— EXCERPTED PASSAGE —
When the best thing that can be said about yet another attempt to recharge James Cameron’s classic sci-fi/action ‘Terminator’ franchise is that it’s not THAT bad compared to past attempts, it’s probably best to retire it. ‘Dark Fate’ is the sixth film in a series that started in 1984 on a shoestring budget and succeeded because of the unbridled imagination of its creator. It’s 1991 muscular sequel, ‘Judgement Day’, is not only an action masterpiece, it changed movies forever with its seamless introduction of computer effects. Its three sequels (‘Rise of the Machines’ in 2003, ‘Salvation’ in 2009, Genisys in 2015) paled in comparison, losing Cameron as an active participant in any substantial way. Cut to present day, ‘Dark Fate’ has been rather unceremoniously dropped in theaters, touting Cameron as producer and story generator, and featuring the returns of both original stars Linda Hamilton and Arnold Schwarzenegger. The end result is a pretty flat retelling of T2 with a few added twists, modern special effects, and a few timely story elements that beg the question of purpose.

— GIVEN ENTRIES —
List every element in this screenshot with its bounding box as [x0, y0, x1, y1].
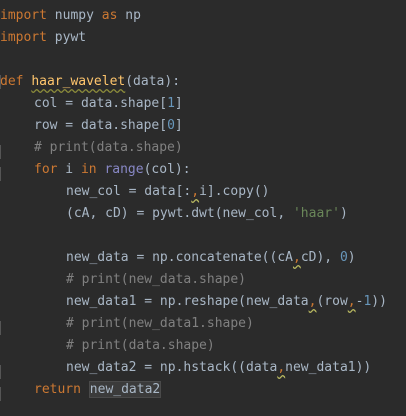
code-text: i [57, 162, 81, 177]
fold-marker-icon[interactable] [0, 75, 7, 89]
code-text: new_data = np.concatenate((cA [66, 250, 293, 265]
code-line-3[interactable]: def haar_wavelet(data): [0, 71, 180, 93]
code-line-10[interactable]: new_data = np.concatenate((cA,cD), 0) [66, 247, 356, 269]
code-line-16[interactable]: return new_data2 [34, 379, 162, 401]
code-text: i].copy() [199, 184, 270, 199]
fold-marker-icon[interactable] [0, 387, 7, 401]
builtin-function: range [104, 162, 144, 177]
comment: # print(new_data1.shape) [66, 316, 254, 331]
code-text: ) [347, 250, 356, 265]
code-text: (col): [143, 162, 191, 177]
keyword: import [0, 30, 47, 45]
code-line-9[interactable]: (cA, cD) = pywt.dwt(new_col, 'haar') [66, 203, 348, 225]
keyword: as [101, 8, 118, 23]
code-text: pywt [46, 30, 87, 45]
code-line-1[interactable]: import numpy as np [0, 5, 141, 27]
number-literal: 1 [167, 96, 175, 111]
code-text: numpy [46, 8, 102, 23]
code-text: new_data1 = np.reshape(new_data [66, 294, 309, 309]
highlighted-identifier: new_data2 [88, 381, 162, 398]
code-editor[interactable]: import numpy as np import pywt def haar_… [0, 0, 406, 416]
code-line-5[interactable]: row = data.shape[0] [34, 115, 183, 137]
number-literal: 0 [339, 250, 348, 265]
code-text: np [117, 8, 141, 23]
code-line-6[interactable]: # print(data.shape) [34, 137, 183, 159]
code-line-11[interactable]: # print(new_data.shape) [66, 269, 246, 291]
code-text: new_data1)) [285, 360, 372, 375]
fold-marker-icon[interactable] [0, 145, 7, 159]
code-text: (row [316, 294, 348, 309]
fold-marker-icon[interactable] [0, 167, 7, 181]
keyword: import [0, 8, 47, 23]
code-line-14[interactable]: # print(data.shape) [66, 335, 215, 357]
code-line-4[interactable]: col = data.shape[1] [34, 93, 183, 115]
code-text: (data): [125, 74, 181, 89]
comment: # print(data.shape) [34, 140, 183, 155]
string-literal: 'haar' [292, 206, 340, 221]
keyword: for [34, 162, 58, 177]
code-text: new_data2 = np.hstack((data [66, 360, 278, 375]
keyword: in [80, 162, 97, 177]
keyword: return [34, 382, 81, 397]
code-text: )) [371, 294, 387, 309]
code-line-13[interactable]: # print(new_data1.shape) [66, 313, 254, 335]
number-literal: 0 [167, 118, 175, 133]
comment: # print(new_data.shape) [66, 272, 247, 287]
code-text: (cA, cD) = pywt.dwt(new_col, [66, 206, 293, 221]
code-text: new_col = data[: [66, 184, 192, 199]
function-name: haar_wavelet [31, 74, 126, 89]
code-text: ] [174, 118, 183, 133]
fold-marker-icon[interactable] [0, 365, 7, 379]
code-text: col = data.shape[ [34, 96, 168, 111]
comment: # print(data.shape) [66, 338, 215, 353]
code-line-12[interactable]: new_data1 = np.reshape(new_data,(row,-1)… [66, 291, 387, 313]
code-text: row = data.shape[ [34, 118, 168, 133]
code-text: cD), [300, 250, 340, 265]
code-line-15[interactable]: new_data2 = np.hstack((data,new_data1)) [66, 357, 371, 379]
code-line-8[interactable]: new_col = data[:,i].copy() [66, 181, 270, 203]
separator: , [347, 294, 356, 309]
code-line-7[interactable]: for i in range(col): [34, 159, 191, 181]
separator: , [292, 250, 301, 265]
code-text: ) [339, 206, 348, 221]
separator: , [277, 360, 286, 375]
code-text: ] [174, 96, 183, 111]
separator: , [191, 184, 200, 199]
code-line-2[interactable]: import pywt [0, 27, 86, 49]
fold-marker-icon[interactable] [0, 321, 7, 335]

— EXERCISE TASKS —
a) Rewrite the paragraph of the Dark Fate review that begins "When the best thing that can be said" as a short bulleted list that keeps its main facts.
b) List every film in the series that the Dark Fate review names by title, with the year where the review gives one.
c) Go on with the Dark Fate review, starting right after its last sentence.

— TASK-BY-TASK ANSWERS —
a)
- If the best that can be said of a new "Terminator" film is that it isn't as bad as earlier tries, the franchise should probably be retired.
- "Dark Fate" is the sixth film in a series that began in 1984 on a tiny budget and succeeded through James Cameron's imagination.
- The 1991 sequel, "Judgement Day," is an action masterpiece that changed movies with its seamless computer effects.
- The next three sequels ("Rise of the Machines," 2003; "Salvation," 2009; "Genisys," 2015) fell short, with Cameron no longer meaningfully involved.
- "Dark Fate" has arrived in theaters with little fanfare. It lists Cameron as producer and story creator and brings back Linda Hamilton and Arnold Schwarzenegger.
- The result is a flat retelling of T2 with a few twists, modern effects and some timely story elements whose purpose is unclear.

b)
- Dark Fate
- Judgement Day (1991)
- Rise of the Machines (2003)
- Salvation (2009)
- Genisys (2015)

c)
Thematically, within the film, and literally, at the box office, ‘Dark Fate’, wrestles with the ideas of the justification of existence. Nullifying the three sequels prior, this movie starts off with some de-aged versions of T2’s main players in a scene that unceremoniously (and laughably) undoes all the work so hard earned by its predecessor, so much so, it seems like a feint. If it’s believed that Cameron had some direct influence on these events then it would seem he didn’t mind what the writers behind ‘Alien 3′ did with the characters he created in another of his masterpieces. It then becomes difficult to engage with the rest of the film, one that wrestles (occasionally pretty effectively in the guise of the grizzled performances by Hamilton and Schwarzenegger) with the drive for living and how to move on after the mission is over.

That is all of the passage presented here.